— begin Records provided —

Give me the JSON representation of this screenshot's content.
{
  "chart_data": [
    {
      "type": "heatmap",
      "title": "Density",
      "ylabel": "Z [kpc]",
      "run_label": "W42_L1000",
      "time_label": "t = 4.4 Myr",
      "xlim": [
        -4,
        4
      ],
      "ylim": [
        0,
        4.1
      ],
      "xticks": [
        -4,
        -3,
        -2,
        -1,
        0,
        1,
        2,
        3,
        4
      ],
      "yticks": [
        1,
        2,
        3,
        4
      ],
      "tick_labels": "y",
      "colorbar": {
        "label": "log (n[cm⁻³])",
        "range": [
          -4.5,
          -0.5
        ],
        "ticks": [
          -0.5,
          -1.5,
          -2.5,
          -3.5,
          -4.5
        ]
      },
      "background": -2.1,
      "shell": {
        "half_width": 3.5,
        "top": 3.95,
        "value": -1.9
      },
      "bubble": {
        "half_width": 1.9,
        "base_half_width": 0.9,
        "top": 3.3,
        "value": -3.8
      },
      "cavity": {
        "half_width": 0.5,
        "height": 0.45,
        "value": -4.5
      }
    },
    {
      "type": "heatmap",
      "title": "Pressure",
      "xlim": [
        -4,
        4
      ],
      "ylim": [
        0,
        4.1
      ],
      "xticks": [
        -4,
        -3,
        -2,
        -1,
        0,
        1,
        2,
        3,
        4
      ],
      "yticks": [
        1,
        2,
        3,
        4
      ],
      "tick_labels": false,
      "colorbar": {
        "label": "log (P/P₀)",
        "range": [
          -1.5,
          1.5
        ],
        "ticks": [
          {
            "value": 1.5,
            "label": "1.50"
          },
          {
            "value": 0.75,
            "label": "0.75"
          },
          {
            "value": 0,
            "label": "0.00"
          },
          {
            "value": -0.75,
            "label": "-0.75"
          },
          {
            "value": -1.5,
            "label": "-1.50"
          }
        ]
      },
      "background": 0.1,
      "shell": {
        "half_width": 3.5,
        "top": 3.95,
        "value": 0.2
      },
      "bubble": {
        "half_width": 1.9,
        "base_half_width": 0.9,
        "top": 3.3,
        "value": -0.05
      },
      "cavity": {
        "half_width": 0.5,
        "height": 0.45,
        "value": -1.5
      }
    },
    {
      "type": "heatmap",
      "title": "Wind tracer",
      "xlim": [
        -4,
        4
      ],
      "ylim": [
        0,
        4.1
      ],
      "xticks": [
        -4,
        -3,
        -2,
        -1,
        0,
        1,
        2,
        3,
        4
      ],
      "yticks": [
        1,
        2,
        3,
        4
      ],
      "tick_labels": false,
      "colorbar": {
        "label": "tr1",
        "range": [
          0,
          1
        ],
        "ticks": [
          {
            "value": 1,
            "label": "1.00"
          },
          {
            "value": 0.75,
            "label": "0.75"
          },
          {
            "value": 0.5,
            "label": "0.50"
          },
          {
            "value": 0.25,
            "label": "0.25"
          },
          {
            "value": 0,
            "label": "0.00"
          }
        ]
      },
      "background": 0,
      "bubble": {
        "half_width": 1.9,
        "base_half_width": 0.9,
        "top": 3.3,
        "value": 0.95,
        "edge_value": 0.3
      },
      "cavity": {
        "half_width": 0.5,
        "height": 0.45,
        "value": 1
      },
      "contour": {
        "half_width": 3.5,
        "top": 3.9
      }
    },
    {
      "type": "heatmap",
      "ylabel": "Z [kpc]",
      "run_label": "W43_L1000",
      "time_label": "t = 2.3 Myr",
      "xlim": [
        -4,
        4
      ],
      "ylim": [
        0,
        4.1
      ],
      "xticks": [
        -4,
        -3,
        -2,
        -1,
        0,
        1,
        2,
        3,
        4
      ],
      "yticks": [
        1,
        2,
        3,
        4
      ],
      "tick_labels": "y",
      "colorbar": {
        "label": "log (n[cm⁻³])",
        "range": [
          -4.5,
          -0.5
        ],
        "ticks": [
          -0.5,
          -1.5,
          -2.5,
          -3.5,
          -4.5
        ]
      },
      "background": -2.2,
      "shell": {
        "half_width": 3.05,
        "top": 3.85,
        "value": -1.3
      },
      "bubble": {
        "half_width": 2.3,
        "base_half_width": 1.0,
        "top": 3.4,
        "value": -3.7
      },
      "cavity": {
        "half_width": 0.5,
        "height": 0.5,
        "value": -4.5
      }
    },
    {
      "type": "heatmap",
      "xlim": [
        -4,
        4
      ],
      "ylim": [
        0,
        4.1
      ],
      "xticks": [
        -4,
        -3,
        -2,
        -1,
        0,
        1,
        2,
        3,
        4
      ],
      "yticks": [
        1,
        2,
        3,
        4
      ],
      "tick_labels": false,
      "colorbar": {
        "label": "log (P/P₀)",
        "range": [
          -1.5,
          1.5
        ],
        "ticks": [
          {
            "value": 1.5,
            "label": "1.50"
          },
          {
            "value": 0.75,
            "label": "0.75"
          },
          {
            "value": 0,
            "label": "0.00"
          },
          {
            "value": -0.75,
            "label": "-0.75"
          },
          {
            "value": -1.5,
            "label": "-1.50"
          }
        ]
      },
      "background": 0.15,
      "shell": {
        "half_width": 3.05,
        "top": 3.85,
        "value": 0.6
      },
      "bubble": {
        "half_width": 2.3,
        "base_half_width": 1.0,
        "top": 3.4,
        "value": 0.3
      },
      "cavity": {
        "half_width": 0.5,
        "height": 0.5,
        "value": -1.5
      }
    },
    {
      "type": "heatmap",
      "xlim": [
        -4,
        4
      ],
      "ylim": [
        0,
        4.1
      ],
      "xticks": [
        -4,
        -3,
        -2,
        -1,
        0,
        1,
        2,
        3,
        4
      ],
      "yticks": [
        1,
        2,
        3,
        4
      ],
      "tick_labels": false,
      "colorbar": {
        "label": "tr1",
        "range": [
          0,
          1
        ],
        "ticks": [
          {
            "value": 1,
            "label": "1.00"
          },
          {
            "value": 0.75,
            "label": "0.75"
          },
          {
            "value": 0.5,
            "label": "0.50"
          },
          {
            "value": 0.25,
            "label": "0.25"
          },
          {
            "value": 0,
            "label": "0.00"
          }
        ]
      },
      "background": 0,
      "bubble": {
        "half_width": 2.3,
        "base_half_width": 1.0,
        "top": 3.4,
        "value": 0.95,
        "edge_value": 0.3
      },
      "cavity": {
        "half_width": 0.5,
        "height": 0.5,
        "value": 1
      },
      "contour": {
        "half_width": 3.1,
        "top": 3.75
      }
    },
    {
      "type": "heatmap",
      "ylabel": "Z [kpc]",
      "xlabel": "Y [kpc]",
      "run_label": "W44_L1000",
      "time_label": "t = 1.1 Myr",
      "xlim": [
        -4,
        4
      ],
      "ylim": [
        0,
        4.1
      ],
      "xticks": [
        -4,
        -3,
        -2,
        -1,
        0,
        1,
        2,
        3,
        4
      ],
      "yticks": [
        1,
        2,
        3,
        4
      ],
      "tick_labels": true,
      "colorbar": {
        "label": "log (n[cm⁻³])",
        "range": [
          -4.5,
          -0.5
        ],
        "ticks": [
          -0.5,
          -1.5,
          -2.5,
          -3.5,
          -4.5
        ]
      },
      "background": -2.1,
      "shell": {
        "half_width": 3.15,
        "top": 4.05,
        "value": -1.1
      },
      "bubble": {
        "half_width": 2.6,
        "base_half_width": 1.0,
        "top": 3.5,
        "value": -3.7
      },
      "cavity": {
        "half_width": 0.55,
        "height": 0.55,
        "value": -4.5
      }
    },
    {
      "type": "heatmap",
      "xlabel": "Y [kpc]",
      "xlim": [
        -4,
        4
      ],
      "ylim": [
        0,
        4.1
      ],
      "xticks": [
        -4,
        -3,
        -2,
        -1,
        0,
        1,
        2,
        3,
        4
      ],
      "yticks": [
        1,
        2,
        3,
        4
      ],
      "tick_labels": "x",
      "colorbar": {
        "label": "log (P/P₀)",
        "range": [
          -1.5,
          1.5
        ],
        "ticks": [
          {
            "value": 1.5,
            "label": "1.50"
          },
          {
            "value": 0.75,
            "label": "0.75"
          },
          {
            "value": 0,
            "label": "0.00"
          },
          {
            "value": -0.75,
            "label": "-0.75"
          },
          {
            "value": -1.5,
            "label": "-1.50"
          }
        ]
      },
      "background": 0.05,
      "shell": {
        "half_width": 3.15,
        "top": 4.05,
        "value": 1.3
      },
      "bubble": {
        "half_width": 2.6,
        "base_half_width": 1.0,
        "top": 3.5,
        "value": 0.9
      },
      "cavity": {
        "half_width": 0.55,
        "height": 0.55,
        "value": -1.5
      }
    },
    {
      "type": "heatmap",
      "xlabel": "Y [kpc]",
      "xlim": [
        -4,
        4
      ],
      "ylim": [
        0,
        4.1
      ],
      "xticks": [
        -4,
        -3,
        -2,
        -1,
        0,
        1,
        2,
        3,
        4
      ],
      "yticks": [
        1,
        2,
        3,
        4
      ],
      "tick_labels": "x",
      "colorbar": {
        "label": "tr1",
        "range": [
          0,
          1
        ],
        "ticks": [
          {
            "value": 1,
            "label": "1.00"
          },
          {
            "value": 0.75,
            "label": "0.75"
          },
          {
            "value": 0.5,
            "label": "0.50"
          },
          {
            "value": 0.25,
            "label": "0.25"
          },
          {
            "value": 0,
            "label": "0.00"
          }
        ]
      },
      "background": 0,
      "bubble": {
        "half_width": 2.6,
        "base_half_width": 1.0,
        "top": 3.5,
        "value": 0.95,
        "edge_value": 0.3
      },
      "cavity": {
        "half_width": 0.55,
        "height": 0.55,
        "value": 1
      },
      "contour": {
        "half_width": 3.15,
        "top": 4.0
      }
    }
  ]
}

— end Records provided —

Pick out the lines that include the word "title" and write them out.

● Response below
      "title": "Density",
      "title": "Pressure",
      "title": "Wind tracer",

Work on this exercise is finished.